§ **Stated problem**
Reproduce the lines from the start of the records through the line containing "maximize-button[interactable]: ☐ [520,0,560,22]", including both ends, without changing anything.

§ **Given entries**
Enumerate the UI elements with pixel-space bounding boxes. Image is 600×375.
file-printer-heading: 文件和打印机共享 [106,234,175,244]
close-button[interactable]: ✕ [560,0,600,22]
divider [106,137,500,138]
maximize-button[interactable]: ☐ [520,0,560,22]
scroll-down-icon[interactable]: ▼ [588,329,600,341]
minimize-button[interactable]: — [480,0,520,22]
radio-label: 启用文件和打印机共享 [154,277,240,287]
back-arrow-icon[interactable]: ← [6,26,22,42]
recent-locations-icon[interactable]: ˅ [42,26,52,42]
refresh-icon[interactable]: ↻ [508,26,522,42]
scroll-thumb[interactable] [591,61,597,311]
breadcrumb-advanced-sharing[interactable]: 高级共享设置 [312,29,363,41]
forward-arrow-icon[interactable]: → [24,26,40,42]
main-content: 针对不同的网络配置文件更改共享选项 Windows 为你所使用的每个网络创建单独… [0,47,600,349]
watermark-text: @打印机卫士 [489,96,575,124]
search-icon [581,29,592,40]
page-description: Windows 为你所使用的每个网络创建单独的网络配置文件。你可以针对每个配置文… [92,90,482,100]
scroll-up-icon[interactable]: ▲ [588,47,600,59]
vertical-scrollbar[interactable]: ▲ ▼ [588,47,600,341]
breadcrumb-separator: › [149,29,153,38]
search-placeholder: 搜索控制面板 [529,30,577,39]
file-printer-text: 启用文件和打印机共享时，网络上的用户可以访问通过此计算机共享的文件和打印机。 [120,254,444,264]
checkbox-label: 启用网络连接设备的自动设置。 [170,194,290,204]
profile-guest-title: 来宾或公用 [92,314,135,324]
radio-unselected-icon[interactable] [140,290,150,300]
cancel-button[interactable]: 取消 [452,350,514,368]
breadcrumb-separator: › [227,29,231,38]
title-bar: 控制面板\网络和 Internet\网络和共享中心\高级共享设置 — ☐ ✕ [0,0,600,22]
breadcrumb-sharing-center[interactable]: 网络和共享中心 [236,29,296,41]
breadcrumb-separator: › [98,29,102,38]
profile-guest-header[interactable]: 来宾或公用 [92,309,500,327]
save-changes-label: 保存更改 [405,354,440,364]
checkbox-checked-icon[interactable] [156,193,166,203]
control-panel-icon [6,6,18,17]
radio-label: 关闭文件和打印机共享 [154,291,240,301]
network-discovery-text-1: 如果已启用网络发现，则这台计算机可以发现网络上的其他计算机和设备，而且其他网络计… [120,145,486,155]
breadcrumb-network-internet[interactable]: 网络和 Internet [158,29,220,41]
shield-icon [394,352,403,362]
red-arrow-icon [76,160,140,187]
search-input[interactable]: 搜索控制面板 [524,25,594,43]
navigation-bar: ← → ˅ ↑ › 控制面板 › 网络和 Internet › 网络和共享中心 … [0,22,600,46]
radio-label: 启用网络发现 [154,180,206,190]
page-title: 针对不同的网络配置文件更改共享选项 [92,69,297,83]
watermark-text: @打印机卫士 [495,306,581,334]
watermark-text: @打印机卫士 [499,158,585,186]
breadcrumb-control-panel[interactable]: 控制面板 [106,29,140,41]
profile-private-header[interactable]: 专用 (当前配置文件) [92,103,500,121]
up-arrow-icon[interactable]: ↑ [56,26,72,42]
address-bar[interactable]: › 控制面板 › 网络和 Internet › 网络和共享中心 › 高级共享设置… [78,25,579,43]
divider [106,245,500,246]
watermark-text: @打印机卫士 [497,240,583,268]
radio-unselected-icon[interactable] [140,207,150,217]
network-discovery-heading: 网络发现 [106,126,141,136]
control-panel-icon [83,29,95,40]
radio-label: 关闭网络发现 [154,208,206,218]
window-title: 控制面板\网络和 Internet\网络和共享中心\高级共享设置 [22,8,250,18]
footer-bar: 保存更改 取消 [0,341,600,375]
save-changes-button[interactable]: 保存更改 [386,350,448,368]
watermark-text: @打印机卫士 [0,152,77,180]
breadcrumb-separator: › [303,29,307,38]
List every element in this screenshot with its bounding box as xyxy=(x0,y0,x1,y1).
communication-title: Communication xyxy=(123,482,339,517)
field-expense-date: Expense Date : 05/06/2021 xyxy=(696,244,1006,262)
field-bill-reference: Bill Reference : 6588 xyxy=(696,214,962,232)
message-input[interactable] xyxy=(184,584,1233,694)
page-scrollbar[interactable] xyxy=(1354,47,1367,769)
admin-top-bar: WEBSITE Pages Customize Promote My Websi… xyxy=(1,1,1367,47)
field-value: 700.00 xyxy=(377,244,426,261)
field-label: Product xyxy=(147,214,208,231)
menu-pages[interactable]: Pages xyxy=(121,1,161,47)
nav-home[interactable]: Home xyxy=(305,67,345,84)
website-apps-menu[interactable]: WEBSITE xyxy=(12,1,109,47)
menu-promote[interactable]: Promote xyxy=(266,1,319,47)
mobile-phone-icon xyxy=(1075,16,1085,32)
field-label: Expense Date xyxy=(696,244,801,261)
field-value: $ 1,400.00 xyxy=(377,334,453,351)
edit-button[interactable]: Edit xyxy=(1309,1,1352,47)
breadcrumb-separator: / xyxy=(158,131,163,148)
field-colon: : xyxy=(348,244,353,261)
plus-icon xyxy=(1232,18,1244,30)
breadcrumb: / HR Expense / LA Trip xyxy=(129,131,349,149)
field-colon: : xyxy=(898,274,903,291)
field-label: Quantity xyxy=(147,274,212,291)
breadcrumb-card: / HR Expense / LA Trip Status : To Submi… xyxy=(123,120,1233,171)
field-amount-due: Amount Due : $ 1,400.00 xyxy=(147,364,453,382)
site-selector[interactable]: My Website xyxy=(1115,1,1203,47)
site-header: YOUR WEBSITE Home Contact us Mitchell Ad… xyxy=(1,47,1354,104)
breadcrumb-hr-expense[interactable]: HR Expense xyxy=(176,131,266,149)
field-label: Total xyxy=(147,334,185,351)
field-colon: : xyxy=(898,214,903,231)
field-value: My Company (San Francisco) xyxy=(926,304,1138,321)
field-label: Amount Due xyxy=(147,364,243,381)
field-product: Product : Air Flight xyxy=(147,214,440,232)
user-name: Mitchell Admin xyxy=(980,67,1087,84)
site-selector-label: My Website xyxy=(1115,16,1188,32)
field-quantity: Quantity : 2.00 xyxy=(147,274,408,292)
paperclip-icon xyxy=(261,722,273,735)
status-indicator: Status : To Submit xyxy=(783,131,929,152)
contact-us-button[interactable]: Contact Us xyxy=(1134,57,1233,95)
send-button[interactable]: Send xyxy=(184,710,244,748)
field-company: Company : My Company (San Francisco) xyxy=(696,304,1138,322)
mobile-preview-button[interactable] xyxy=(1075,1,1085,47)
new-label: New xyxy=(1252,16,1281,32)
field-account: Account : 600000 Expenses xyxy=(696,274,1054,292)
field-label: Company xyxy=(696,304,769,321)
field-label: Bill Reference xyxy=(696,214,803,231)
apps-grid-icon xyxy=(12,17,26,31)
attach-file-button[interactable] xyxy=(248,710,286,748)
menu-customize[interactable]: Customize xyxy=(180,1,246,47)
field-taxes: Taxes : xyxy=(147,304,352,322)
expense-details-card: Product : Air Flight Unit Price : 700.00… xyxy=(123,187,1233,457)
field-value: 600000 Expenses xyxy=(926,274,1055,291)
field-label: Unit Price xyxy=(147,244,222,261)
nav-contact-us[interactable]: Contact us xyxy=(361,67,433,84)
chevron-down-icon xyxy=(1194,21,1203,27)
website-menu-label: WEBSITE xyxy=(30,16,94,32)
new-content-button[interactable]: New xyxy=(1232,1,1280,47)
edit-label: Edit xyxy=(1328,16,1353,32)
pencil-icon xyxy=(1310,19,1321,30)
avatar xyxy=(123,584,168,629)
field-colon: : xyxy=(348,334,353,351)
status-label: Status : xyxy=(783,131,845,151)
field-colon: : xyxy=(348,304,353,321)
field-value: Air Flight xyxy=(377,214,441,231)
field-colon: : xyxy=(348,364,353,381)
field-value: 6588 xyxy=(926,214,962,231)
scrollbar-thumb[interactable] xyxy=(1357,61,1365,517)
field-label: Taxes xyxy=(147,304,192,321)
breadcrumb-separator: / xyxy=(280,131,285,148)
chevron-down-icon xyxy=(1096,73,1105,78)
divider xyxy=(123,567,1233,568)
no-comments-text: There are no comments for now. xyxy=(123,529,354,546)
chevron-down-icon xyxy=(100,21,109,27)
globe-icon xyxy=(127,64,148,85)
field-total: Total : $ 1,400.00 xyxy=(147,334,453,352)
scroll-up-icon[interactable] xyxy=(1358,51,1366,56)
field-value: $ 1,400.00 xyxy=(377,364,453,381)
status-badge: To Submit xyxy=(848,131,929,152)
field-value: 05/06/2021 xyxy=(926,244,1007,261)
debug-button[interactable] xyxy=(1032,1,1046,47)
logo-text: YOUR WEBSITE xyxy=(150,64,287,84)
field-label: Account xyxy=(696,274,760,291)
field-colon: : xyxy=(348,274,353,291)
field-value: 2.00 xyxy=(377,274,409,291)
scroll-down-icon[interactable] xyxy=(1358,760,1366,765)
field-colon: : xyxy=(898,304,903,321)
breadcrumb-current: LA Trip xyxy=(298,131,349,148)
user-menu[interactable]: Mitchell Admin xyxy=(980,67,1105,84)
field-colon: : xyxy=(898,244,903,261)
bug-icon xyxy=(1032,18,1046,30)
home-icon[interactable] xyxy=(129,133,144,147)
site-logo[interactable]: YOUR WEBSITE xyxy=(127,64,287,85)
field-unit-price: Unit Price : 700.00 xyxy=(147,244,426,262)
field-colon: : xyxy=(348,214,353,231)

§ **Final answer**
Enumerate the UI elements with pixel-space bounding boxes. Image is 600×375.
file-printer-heading: 文件和打印机共享 [106,234,175,244]
close-button[interactable]: ✕ [560,0,600,22]
divider [106,137,500,138]
maximize-button[interactable]: ☐ [520,0,560,22]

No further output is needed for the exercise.